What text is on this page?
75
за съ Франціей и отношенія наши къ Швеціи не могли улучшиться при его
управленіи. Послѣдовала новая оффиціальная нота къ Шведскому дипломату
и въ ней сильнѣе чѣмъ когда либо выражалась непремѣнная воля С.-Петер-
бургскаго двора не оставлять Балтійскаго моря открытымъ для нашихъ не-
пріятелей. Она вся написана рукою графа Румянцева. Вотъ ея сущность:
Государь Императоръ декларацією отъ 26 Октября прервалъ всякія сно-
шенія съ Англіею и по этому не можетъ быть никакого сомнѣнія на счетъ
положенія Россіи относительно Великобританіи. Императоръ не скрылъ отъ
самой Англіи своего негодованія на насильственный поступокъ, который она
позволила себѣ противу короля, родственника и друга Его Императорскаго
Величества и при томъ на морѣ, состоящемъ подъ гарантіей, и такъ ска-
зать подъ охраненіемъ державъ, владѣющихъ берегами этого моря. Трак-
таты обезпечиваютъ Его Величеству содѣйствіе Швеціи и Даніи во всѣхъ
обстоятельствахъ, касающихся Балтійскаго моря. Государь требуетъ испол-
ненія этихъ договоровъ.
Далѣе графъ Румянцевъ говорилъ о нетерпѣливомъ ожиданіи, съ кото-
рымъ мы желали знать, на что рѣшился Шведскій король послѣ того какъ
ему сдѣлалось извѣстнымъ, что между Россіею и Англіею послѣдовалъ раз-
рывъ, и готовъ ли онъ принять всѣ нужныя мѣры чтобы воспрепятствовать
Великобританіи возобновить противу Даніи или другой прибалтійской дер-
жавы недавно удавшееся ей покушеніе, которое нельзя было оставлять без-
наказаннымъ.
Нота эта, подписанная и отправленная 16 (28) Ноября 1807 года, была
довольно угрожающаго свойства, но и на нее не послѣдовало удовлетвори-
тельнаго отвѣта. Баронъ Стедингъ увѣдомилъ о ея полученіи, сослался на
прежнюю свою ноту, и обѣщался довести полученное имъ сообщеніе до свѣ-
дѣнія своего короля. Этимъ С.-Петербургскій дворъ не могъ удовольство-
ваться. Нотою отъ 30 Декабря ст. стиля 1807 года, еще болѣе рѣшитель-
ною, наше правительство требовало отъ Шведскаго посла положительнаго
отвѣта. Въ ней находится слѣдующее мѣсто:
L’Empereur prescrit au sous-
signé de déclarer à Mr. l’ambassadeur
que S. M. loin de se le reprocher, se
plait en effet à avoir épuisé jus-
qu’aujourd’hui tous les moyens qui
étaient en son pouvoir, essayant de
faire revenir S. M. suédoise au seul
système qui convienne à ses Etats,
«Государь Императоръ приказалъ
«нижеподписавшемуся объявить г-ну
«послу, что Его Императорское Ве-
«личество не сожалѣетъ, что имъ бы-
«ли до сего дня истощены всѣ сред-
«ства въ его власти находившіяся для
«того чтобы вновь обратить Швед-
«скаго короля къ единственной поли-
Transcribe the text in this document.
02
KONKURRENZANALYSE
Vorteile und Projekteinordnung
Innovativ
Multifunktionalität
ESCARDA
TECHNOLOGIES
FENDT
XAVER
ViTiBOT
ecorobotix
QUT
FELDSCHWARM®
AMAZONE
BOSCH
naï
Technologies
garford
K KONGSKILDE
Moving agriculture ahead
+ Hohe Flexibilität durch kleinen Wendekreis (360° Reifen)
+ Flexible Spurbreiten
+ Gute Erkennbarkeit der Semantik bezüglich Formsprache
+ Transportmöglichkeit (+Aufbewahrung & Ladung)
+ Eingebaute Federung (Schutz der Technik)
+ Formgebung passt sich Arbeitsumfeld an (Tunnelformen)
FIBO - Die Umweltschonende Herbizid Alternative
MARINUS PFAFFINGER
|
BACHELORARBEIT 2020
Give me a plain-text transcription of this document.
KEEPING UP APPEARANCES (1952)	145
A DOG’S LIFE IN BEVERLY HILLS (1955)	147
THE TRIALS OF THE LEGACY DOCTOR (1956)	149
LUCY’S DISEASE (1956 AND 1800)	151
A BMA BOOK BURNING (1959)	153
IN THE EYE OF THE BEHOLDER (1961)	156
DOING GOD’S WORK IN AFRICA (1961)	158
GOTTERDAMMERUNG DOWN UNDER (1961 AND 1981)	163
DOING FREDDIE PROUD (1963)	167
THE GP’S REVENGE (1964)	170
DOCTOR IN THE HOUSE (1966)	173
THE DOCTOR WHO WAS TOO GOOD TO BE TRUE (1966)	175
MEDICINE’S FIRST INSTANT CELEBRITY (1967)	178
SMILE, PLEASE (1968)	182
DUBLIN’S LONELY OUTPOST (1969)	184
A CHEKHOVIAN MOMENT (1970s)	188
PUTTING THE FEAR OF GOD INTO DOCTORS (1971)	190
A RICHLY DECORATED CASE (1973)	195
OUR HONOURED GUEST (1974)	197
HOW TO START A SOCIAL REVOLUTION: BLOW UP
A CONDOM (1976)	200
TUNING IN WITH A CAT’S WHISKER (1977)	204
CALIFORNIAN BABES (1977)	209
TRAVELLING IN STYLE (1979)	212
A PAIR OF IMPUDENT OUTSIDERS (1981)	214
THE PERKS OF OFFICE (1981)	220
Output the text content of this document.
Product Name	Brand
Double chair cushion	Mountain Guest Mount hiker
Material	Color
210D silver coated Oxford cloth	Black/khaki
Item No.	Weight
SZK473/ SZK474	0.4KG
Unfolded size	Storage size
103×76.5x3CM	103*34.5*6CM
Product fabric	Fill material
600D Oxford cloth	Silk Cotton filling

◆ DIRECTIONS FOR THIS TASK
Extract the data exactly as given.

◆ TASK RESPONSE
What text is on this page?
75
за съ Франціей и отношенія наши къ Швеціи не могли улучшиться при его
управленіи. Послѣдовала новая оффиціальная нота къ Шведскому дипломату
и въ ней сильнѣе чѣмъ когда либо выражалась непремѣнная воля С.-Петер-
бургскаго двора не оставлять Балтійскаго моря открытымъ для нашихъ не-
пріятелей. Она вся написана рукою графа Румянцева. Вотъ ея сущность:
Государь Императоръ декларацією отъ 26 Октября прервалъ всякія сно-
шенія съ Англіею и по этому не можетъ быть никакого сомнѣнія на счетъ
положенія Россіи относительно Великобританіи. Императоръ не скрылъ отъ
самой Англіи своего негодованія на насильственный поступокъ, который она
позволила себѣ противу короля, родственника и друга Его Императорскаго
Величества и при томъ на морѣ, состоящемъ подъ гарантіей, и такъ ска-
зать подъ охраненіемъ державъ, владѣющихъ берегами этого моря. Трак-
таты обезпечиваютъ Его Величеству содѣйствіе Швеціи и Даніи во всѣхъ
обстоятельствахъ, касающихся Балтійскаго моря. Государь требуетъ испол-
ненія этихъ договоровъ.
Далѣе графъ Румянцевъ говорилъ о нетерпѣливомъ ожиданіи, съ кото-
рымъ мы желали знать, на что рѣшился Шведскій король послѣ того какъ
ему сдѣлалось извѣстнымъ, что между Россіею и Англіею послѣдовалъ раз-
рывъ, и готовъ ли онъ принять всѣ нужныя мѣры чтобы воспрепятствовать
Великобританіи возобновить противу Даніи или другой прибалтійской дер-
жавы недавно удавшееся ей покушеніе, которое нельзя было оставлять без-
наказаннымъ.
Нота эта, подписанная и отправленная 16 (28) Ноября 1807 года, была
довольно угрожающаго свойства, но и на нее не послѣдовало удовлетвори-
тельнаго отвѣта. Баронъ Стедингъ увѣдомилъ о ея полученіи, сослался на
прежнюю свою ноту, и обѣщался довести полученное имъ сообщеніе до свѣ-
дѣнія своего короля. Этимъ С.-Петербургскій дворъ не могъ удовольство-
ваться. Нотою отъ 30 Декабря ст. стиля 1807 года, еще болѣе рѣшитель-
ною, наше правительство требовало отъ Шведскаго посла положительнаго
отвѣта. Въ ней находится слѣдующее мѣсто:
L’Empereur prescrit au sous-
signé de déclarer à Mr. l’ambassadeur
que S. M. loin de se le reprocher, se
plait en effet à avoir épuisé jus-
qu’aujourd’hui tous les moyens qui
étaient en son pouvoir, essayant de
faire revenir S. M. suédoise au seul
système qui convienne à ses Etats,
«Государь Императоръ приказалъ
«нижеподписавшемуся объявить г-ну
«послу, что Его Императорское Ве-
«личество не сожалѣетъ, что имъ бы-
«ли до сего дня истощены всѣ сред-
«ства въ его власти находившіяся для
«того чтобы вновь обратить Швед-
«скаго короля къ единственной поли-
Transcribe the text in this document.
02
KONKURRENZANALYSE
Vorteile und Projekteinordnung
Innovativ
Multifunktionalität
ESCARDA
TECHNOLOGIES
FENDT
XAVER
ViTiBOT
ecorobotix
QUT
FELDSCHWARM®
AMAZONE
BOSCH
naï
Technologies
garford
K KONGSKILDE
Moving agriculture ahead
+ Hohe Flexibilität durch kleinen Wendekreis (360° Reifen)
+ Flexible Spurbreiten
+ Gute Erkennbarkeit der Semantik bezüglich Formsprache
+ Transportmöglichkeit (+Aufbewahrung & Ladung)
+ Eingebaute Federung (Schutz der Technik)
+ Formgebung passt sich Arbeitsumfeld an (Tunnelformen)
FIBO - Die Umweltschonende Herbizid Alternative
MARINUS PFAFFINGER
|
BACHELORARBEIT 2020
Give me a plain-text transcription of this document.
KEEPING UP APPEARANCES (1952)	145
A DOG’S LIFE IN BEVERLY HILLS (1955)	147
THE TRIALS OF THE LEGACY DOCTOR (1956)	149
LUCY’S DISEASE (1956 AND 1800)	151
A BMA BOOK BURNING (1959)	153
IN THE EYE OF THE BEHOLDER (1961)	156
DOING GOD’S WORK IN AFRICA (1961)	158
GOTTERDAMMERUNG DOWN UNDER (1961 AND 1981)	163
DOING FREDDIE PROUD (1963)	167
THE GP’S REVENGE (1964)	170
DOCTOR IN THE HOUSE (1966)	173
THE DOCTOR WHO WAS TOO GOOD TO BE TRUE (1966)	175
MEDICINE’S FIRST INSTANT CELEBRITY (1967)	178
SMILE, PLEASE (1968)	182
DUBLIN’S LONELY OUTPOST (1969)	184
A CHEKHOVIAN MOMENT (1970s)	188
PUTTING THE FEAR OF GOD INTO DOCTORS (1971)	190
A RICHLY DECORATED CASE (1973)	195
OUR HONOURED GUEST (1974)	197
HOW TO START A SOCIAL REVOLUTION: BLOW UP
A CONDOM (1976)	200
TUNING IN WITH A CAT’S WHISKER (1977)	204
CALIFORNIAN BABES (1977)	209
TRAVELLING IN STYLE (1979)	212
A PAIR OF IMPUDENT OUTSIDERS (1981)	214
THE PERKS OF OFFICE (1981)	220
Output the text content of this document.
Product Name	Brand
Double chair cushion	Mountain Guest Mount hiker
Material	Color
210D silver coated Oxford cloth	Black/khaki
Item No.	Weight
SZK473/ SZK474	0.4KG
Unfolded size	Storage size
103×76.5x3CM	103*34.5*6CM
Product fabric	Fill material
600D Oxford cloth	Silk Cotton filling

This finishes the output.